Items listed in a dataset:

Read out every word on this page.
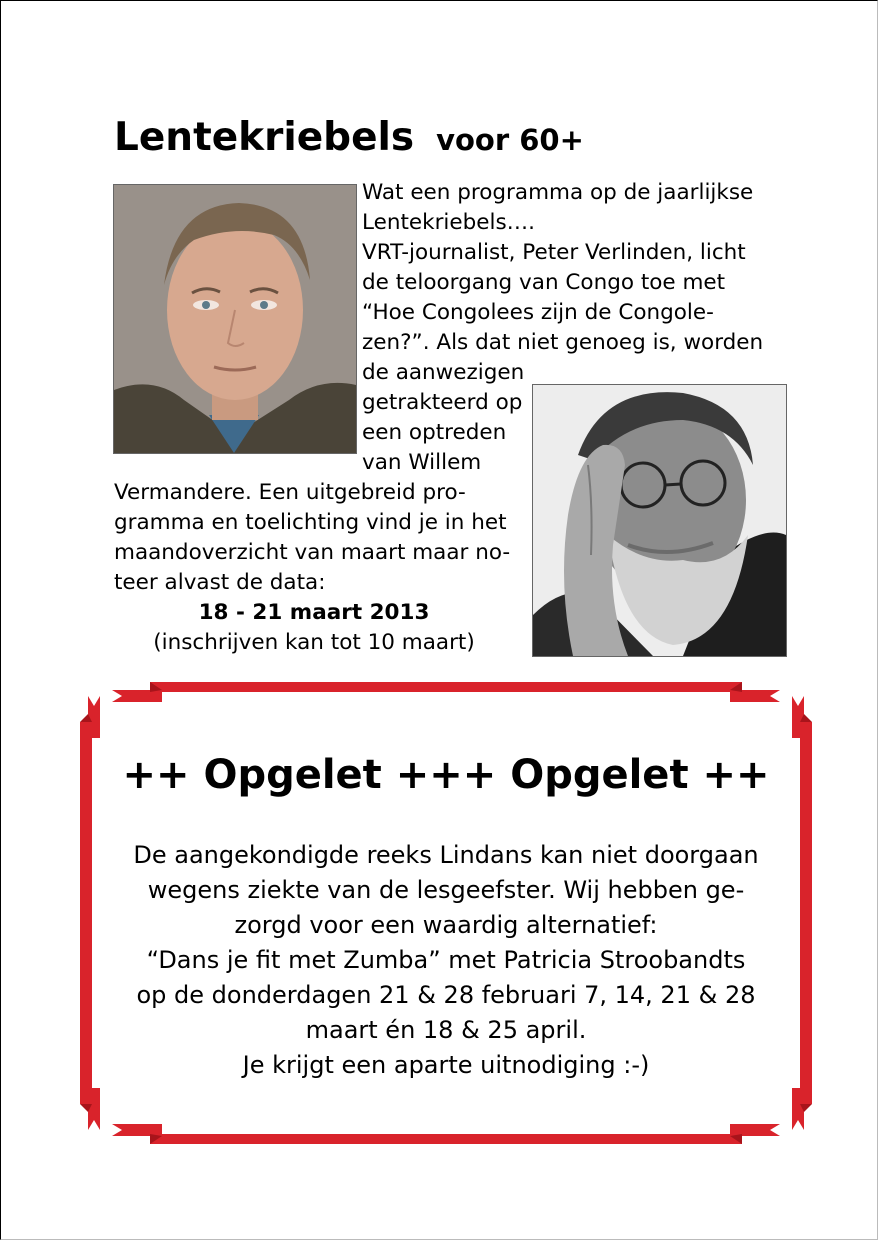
Lentekriebels voor 60+

Wat een programma op de jaarlijkse

Lentekriebels….

VRT-journalist, Peter Verlinden, licht

de teloorgang van Congo toe met

“Hoe Congolees zijn de Congole-

zen?”. Als dat niet genoeg is, worden

de aanwezigen

getrakteerd op

een optreden

van Willem

Vermandere. Een uitgebreid pro-

gramma en toelichting vind je in het

maandoverzicht van maart maar no-

teer alvast de data:

18 - 21 maart 2013

(inschrijven kan tot 10 maart)

++ Opgelet +++ Opgelet ++

De aangekondigde reeks Lindans kan niet doorgaan

wegens ziekte van de lesgeefster. Wij hebben ge-

zorgd voor een waardig alternatief:

“Dans je fit met Zumba” met Patricia Stroobandts

op de donderdagen 21 & 28 februari 7, 14, 21 & 28

maart én 18 & 25 april.

Je krijgt een aparte uitnodiging :-)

→ **INSTRUCTIONS FOR THE TASK**
Gather each line in these records that contains the string "Lentekriebels".

→ **RESULT FOR THIS TASK**
Lentekriebels voor 60+
Lentekriebels….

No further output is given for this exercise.